- [Written exercise]
Read the listing below and copy out every line that holds "placeholder".

Data excerpts
--- --- ---
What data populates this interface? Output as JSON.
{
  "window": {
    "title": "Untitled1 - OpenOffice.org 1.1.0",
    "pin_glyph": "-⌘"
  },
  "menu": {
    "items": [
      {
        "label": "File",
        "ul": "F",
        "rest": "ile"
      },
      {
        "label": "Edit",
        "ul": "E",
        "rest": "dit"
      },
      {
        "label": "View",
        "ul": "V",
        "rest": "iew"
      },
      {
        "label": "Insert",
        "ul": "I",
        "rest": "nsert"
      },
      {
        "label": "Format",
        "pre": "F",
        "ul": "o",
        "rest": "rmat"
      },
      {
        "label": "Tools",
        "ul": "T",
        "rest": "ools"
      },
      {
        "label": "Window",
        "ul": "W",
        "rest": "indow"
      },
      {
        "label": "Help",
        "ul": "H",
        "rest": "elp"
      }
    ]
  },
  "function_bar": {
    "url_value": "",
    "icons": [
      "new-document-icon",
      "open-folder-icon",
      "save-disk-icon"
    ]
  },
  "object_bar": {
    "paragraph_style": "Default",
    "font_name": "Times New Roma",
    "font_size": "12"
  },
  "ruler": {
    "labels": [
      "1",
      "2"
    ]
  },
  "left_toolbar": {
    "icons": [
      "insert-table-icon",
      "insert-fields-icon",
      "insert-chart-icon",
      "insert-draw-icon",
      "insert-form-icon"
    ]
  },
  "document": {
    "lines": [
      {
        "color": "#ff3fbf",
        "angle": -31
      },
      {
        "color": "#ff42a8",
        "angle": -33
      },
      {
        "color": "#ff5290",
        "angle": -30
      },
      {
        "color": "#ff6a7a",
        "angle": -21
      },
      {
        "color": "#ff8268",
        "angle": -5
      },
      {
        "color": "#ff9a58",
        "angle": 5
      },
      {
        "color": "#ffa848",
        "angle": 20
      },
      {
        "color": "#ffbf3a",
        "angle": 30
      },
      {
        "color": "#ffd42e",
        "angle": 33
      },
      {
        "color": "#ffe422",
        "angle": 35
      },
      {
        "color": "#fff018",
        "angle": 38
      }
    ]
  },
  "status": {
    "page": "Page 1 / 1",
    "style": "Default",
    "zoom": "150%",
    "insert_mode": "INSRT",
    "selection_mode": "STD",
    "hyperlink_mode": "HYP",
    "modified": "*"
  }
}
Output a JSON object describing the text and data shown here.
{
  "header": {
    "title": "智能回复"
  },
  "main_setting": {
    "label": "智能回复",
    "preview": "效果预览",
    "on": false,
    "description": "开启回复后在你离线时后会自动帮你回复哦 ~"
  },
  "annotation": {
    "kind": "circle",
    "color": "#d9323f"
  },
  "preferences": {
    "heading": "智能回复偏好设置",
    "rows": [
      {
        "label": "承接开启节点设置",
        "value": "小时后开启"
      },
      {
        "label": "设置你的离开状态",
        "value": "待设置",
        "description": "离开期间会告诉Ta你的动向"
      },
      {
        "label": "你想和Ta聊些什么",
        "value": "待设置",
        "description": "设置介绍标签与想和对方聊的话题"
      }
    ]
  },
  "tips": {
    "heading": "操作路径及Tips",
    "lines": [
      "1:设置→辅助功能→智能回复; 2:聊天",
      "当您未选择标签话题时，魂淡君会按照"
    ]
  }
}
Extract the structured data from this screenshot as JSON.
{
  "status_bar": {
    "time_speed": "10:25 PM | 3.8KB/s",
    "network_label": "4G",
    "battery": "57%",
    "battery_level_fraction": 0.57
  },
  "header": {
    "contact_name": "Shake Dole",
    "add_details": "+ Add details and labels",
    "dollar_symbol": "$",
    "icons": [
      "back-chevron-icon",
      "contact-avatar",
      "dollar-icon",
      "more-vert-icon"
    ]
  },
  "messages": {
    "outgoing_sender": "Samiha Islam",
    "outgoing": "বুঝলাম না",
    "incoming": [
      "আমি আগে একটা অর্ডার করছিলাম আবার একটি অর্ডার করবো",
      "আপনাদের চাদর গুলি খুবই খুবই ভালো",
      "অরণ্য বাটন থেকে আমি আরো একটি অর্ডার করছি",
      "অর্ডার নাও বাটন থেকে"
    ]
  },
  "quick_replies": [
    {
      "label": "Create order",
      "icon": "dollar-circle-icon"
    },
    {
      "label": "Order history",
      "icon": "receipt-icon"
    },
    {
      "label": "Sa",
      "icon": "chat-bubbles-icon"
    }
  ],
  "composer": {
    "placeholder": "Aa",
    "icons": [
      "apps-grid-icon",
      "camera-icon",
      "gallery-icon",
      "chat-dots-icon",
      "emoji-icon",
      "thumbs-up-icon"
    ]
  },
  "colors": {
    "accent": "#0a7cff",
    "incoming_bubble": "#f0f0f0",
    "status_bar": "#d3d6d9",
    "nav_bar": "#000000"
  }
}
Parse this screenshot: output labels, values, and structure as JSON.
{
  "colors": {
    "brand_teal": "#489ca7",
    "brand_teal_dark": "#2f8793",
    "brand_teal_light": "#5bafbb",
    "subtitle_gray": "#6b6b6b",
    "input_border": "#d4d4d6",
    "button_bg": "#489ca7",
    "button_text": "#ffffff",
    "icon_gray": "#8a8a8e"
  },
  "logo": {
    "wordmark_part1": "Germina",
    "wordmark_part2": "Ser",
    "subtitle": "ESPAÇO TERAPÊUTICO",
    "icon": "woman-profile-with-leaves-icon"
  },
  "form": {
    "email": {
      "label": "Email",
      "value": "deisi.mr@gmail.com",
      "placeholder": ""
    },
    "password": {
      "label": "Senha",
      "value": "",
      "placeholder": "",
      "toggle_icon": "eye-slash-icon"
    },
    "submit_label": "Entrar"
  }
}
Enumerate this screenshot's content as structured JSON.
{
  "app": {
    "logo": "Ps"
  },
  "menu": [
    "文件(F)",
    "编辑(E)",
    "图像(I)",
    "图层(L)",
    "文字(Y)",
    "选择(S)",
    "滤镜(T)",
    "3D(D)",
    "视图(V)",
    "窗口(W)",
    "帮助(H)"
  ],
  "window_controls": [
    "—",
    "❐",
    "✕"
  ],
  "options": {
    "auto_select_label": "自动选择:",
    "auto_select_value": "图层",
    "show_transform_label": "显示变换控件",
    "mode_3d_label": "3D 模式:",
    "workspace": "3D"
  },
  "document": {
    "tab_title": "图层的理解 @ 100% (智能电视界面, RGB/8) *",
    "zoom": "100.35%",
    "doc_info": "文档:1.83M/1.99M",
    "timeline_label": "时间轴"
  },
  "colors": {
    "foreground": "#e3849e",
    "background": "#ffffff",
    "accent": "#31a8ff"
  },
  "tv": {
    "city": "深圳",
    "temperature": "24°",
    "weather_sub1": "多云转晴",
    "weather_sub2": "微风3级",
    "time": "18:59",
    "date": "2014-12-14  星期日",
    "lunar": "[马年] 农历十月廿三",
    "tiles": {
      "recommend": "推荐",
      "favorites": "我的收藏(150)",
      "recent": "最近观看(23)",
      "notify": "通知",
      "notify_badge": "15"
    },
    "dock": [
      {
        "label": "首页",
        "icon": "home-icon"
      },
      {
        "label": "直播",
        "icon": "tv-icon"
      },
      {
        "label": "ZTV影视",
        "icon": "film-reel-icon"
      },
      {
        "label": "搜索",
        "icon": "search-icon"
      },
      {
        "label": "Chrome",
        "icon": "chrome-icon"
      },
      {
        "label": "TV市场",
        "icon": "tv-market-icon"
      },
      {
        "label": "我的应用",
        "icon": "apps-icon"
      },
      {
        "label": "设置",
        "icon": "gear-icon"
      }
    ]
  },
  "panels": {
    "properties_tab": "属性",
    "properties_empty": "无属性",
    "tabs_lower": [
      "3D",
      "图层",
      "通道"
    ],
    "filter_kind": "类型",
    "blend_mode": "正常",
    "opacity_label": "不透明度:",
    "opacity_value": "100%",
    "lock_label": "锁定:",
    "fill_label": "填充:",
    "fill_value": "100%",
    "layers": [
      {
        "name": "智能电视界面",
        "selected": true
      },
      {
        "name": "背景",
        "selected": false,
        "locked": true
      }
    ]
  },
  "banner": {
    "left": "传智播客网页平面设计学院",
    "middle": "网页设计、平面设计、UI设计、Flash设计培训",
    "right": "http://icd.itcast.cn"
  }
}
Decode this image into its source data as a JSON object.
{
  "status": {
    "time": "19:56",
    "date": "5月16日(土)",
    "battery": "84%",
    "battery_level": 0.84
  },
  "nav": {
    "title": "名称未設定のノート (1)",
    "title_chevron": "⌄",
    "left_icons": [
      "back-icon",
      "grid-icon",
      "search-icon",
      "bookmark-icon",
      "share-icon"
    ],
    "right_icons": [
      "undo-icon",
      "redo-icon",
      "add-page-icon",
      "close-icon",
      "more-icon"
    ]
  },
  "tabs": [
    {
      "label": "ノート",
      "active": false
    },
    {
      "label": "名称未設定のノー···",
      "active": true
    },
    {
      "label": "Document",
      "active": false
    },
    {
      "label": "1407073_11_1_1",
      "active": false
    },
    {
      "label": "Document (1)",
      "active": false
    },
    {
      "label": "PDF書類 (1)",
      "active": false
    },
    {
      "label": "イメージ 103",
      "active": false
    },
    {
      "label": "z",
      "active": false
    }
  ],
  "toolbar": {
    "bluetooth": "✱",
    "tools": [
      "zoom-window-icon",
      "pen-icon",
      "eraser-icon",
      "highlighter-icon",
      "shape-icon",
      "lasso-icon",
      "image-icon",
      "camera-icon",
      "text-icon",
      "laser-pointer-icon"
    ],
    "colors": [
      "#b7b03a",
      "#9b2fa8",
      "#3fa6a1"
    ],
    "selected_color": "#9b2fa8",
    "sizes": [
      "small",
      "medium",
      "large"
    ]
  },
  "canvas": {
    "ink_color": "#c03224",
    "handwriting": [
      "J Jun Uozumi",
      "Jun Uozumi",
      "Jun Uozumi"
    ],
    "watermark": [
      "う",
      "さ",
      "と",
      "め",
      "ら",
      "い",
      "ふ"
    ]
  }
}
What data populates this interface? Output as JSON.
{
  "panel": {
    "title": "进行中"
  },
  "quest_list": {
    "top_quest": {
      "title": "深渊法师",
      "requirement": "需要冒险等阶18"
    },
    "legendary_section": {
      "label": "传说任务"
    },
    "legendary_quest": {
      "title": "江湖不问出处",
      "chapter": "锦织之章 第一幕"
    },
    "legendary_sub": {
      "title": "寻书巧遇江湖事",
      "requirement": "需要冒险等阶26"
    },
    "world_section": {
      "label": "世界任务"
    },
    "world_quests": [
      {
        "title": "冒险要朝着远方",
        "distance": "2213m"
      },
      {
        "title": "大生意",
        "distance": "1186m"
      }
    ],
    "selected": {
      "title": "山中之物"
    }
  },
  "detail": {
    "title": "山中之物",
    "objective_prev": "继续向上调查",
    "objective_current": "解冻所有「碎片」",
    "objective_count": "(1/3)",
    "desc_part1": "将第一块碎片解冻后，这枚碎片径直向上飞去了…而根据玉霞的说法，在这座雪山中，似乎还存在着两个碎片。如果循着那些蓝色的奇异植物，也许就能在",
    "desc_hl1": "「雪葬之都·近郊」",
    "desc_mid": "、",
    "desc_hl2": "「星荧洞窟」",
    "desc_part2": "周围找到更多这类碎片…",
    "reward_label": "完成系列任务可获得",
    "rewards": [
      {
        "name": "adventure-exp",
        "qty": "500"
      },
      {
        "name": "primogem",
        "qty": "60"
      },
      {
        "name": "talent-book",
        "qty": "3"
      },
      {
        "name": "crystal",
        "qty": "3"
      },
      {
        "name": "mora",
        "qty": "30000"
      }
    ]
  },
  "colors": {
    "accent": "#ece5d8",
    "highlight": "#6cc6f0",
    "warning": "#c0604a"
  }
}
--- --- ---
- [Correct output]
    "placeholder": "Aa",
      "placeholder": ""
      "placeholder": "",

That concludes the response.